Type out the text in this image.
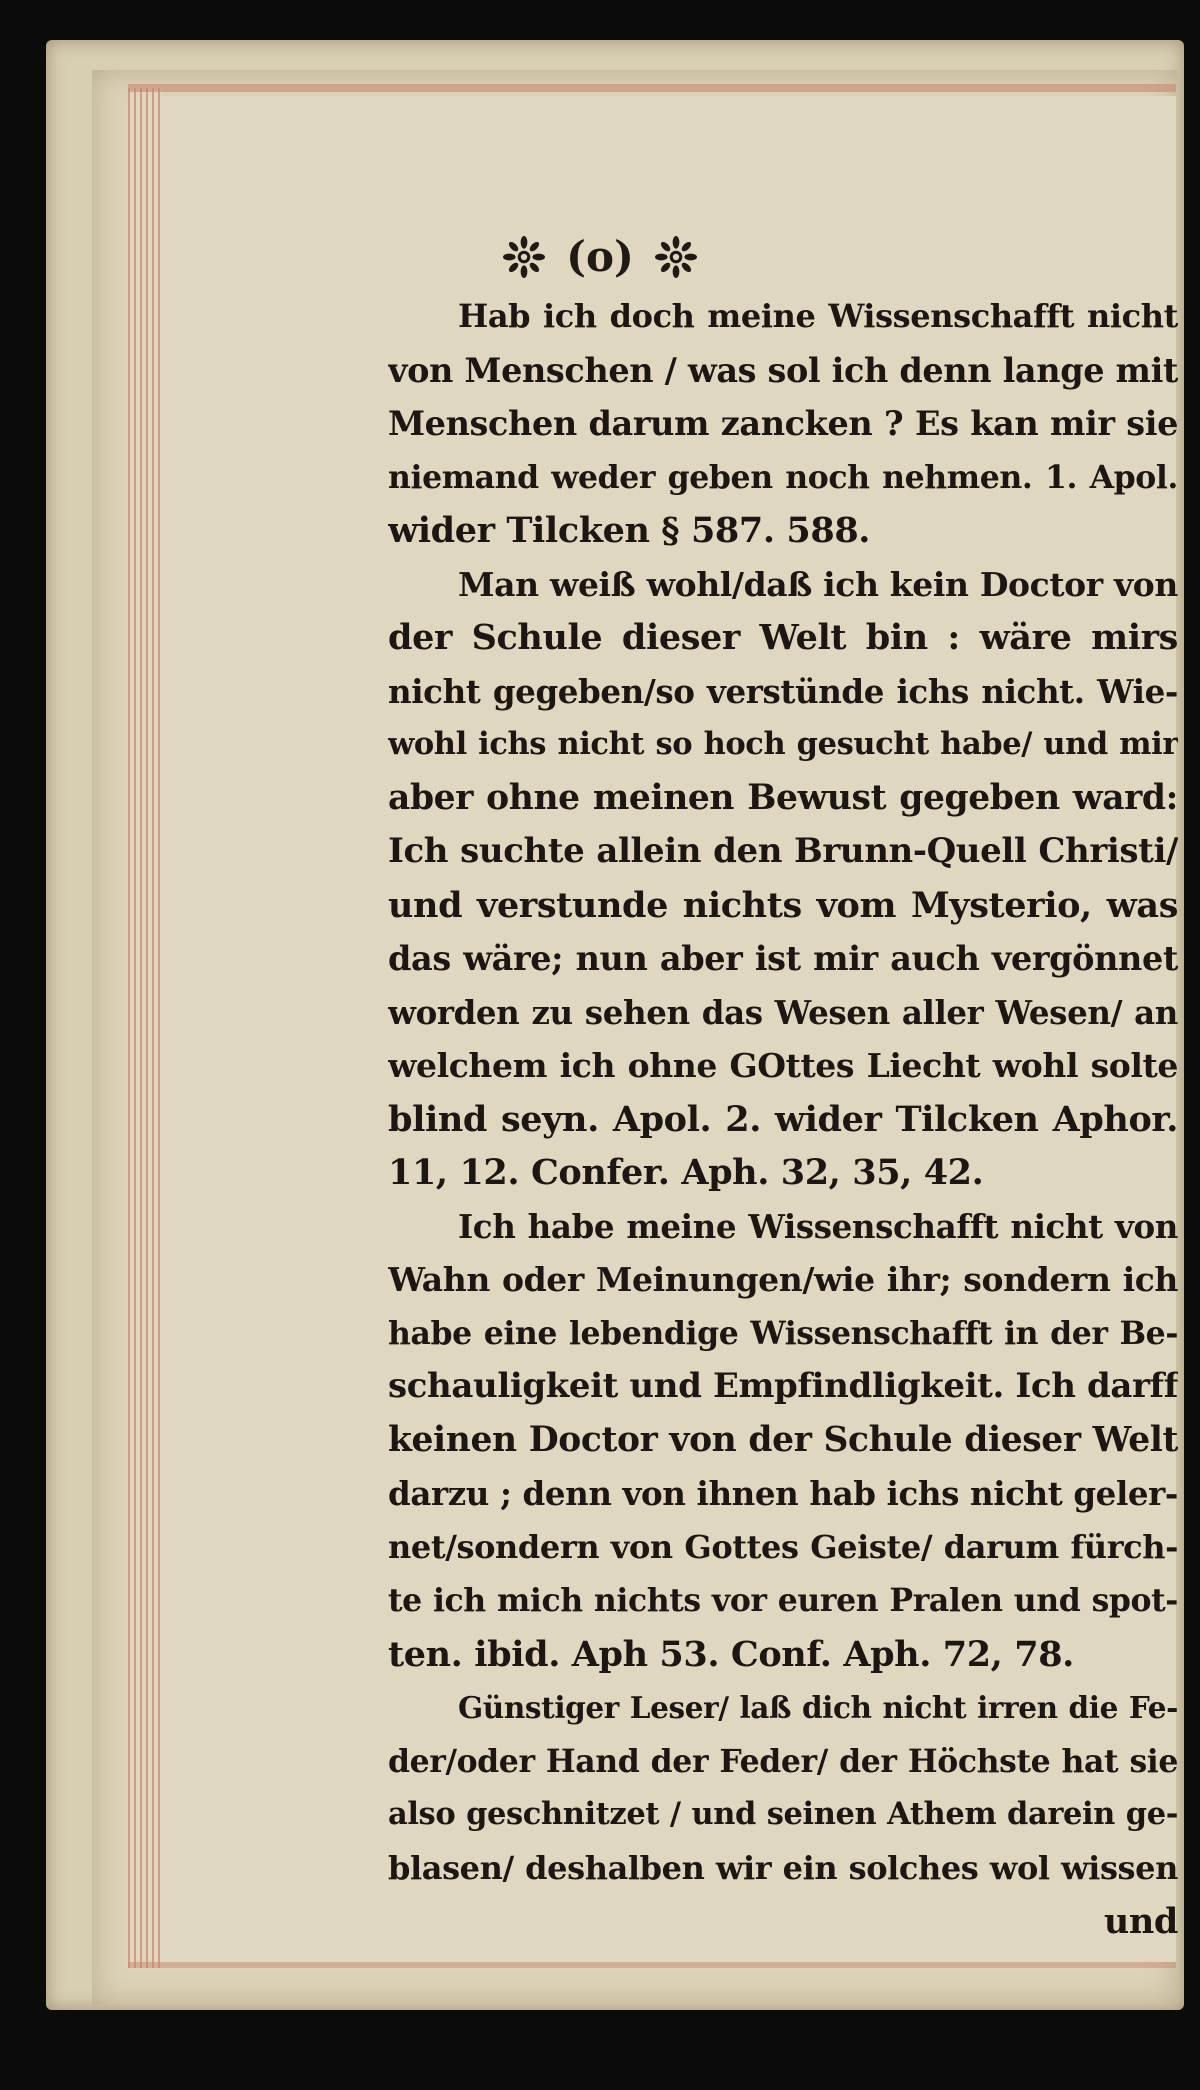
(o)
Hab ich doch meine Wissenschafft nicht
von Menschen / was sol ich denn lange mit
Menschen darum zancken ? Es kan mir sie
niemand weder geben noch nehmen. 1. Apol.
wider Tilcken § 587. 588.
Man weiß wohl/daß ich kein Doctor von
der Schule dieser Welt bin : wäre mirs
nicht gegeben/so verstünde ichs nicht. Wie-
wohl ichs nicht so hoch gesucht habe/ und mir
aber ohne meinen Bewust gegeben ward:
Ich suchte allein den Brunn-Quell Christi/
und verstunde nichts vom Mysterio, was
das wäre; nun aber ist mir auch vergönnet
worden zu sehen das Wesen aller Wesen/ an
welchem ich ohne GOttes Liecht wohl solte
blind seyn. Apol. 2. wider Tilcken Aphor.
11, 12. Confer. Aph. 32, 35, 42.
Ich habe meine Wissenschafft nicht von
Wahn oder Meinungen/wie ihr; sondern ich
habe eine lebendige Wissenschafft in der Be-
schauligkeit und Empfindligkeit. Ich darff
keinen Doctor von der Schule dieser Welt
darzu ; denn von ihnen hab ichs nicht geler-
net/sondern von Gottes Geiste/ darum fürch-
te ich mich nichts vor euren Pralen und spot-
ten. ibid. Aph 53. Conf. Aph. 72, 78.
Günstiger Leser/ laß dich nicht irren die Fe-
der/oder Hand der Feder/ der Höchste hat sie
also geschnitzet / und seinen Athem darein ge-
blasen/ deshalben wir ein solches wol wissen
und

---

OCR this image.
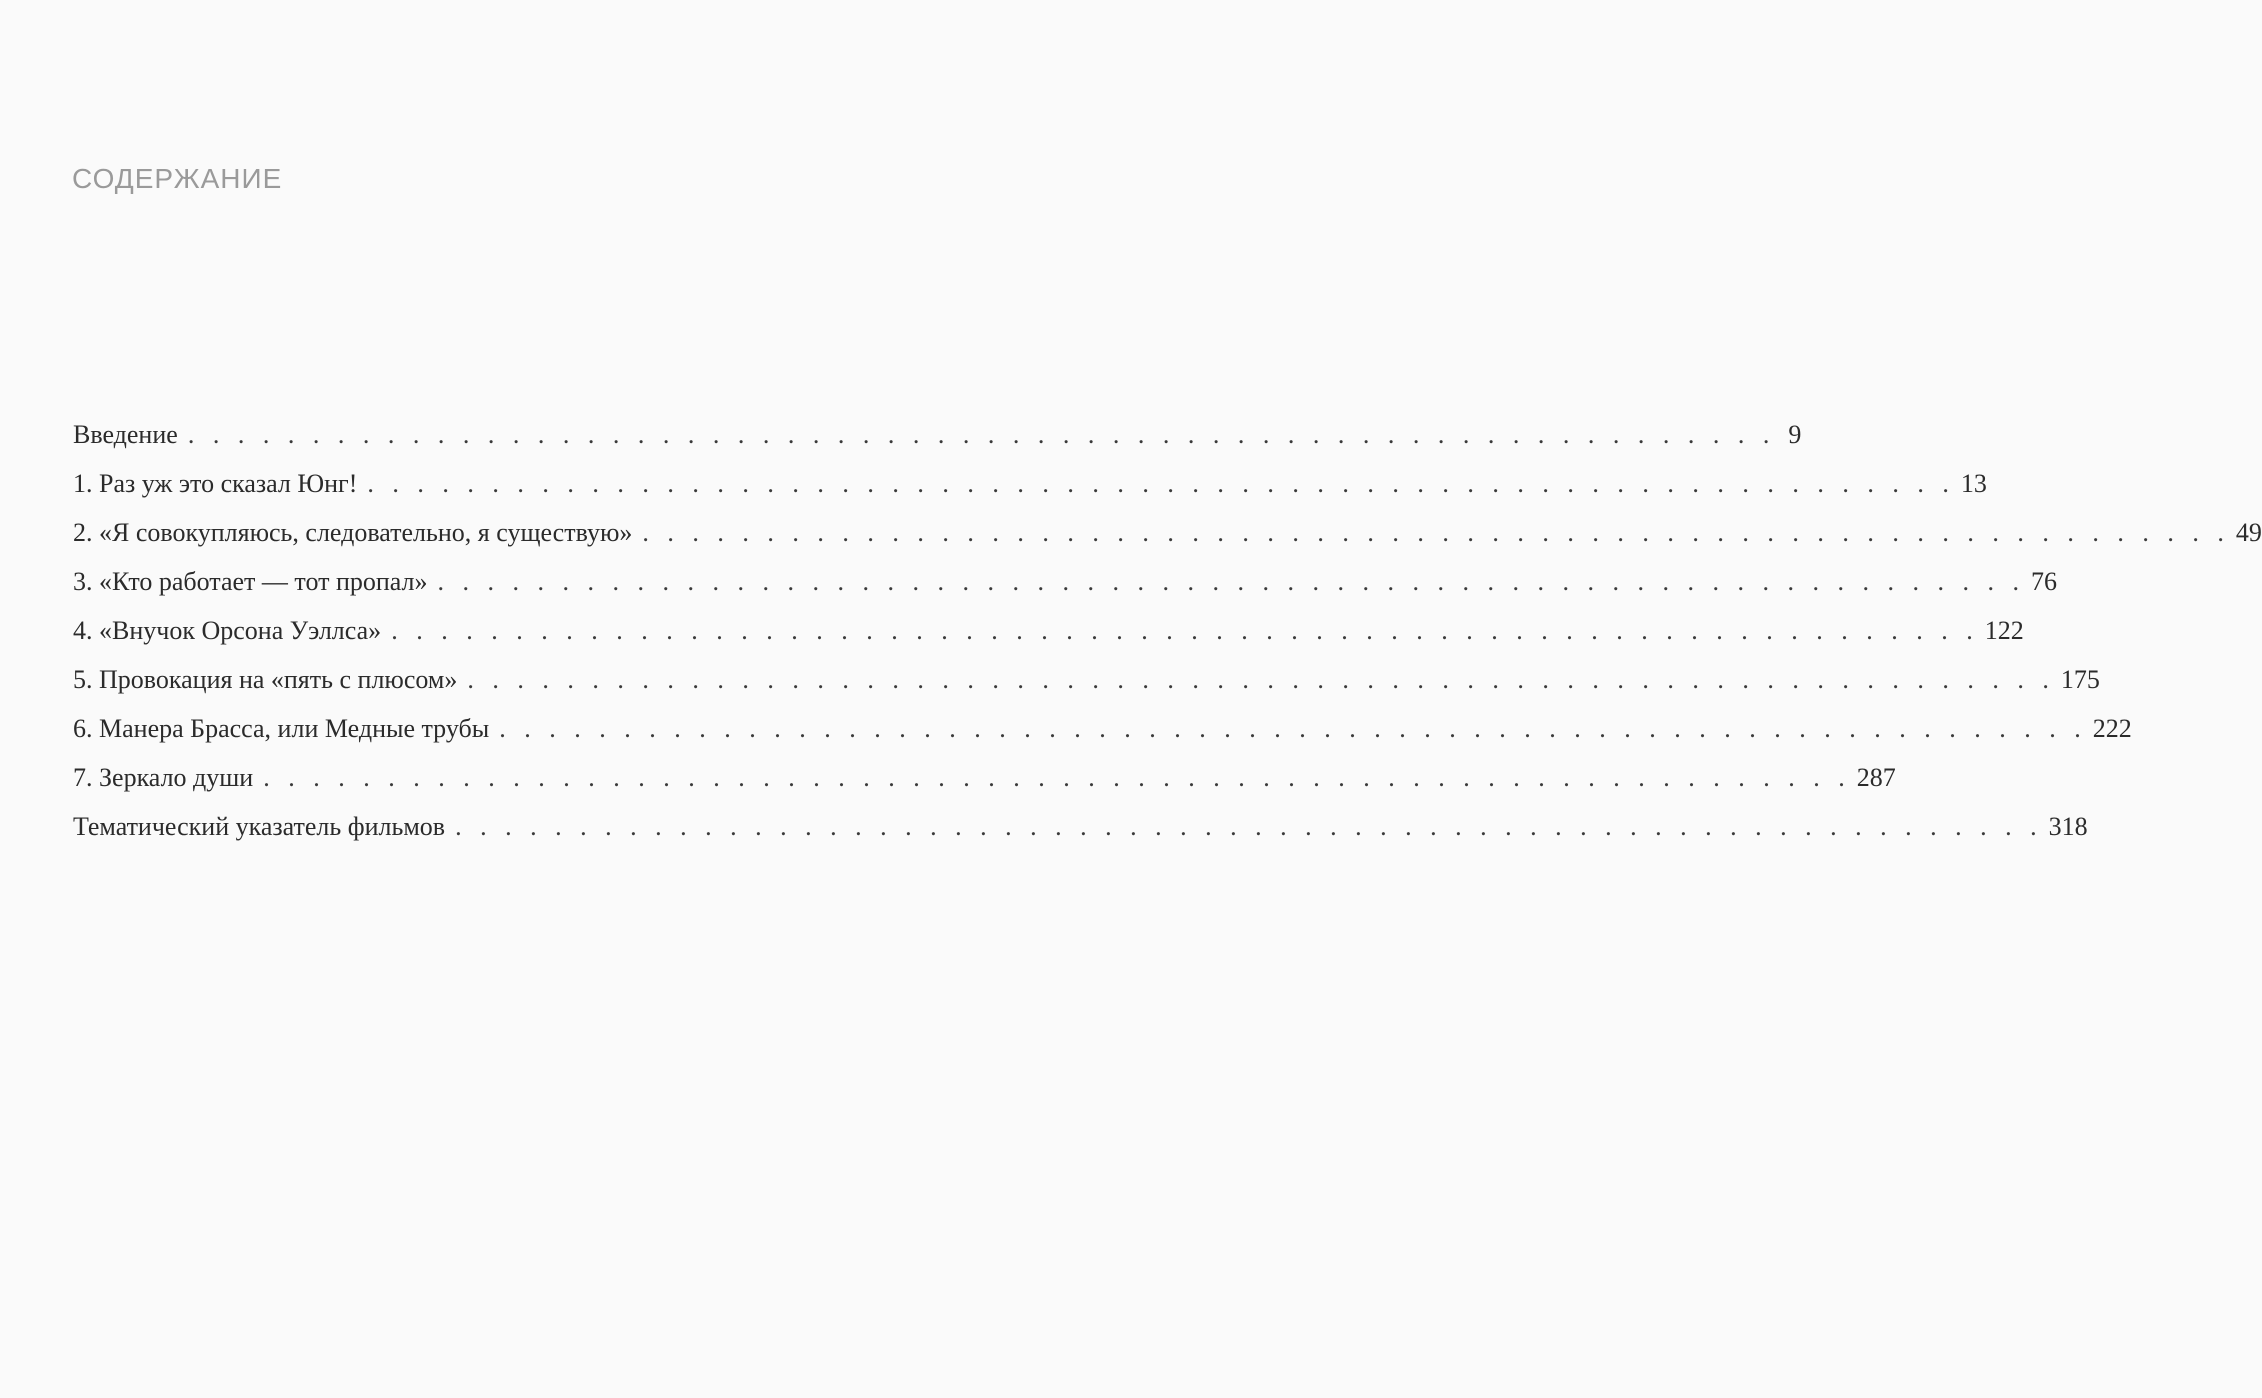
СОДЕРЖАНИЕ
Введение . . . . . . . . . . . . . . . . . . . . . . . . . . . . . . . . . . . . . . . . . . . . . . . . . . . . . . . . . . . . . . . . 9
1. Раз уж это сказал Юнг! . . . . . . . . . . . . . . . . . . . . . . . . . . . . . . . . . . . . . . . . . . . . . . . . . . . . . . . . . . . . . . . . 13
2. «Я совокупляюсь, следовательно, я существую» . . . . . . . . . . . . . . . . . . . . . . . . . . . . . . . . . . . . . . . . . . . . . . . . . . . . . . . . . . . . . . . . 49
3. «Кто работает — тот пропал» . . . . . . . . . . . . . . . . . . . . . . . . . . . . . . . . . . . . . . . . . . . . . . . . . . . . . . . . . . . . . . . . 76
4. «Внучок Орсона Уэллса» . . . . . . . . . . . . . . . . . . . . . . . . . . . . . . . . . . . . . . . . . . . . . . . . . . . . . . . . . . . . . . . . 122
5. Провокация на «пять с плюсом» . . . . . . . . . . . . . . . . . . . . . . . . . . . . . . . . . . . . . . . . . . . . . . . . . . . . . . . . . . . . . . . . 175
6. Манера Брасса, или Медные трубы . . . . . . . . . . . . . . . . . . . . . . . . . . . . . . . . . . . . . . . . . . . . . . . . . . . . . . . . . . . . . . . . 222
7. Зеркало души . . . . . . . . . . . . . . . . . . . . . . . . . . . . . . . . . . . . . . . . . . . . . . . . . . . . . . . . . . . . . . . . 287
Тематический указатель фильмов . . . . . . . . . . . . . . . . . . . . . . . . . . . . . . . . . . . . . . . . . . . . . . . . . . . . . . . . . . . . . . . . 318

- What the task requires
Copy each line above containing the string "Menschen".

- Output of the exercise
von Menschen / was sol ich denn lange mit
Menschen darum zancken ? Es kan mir sie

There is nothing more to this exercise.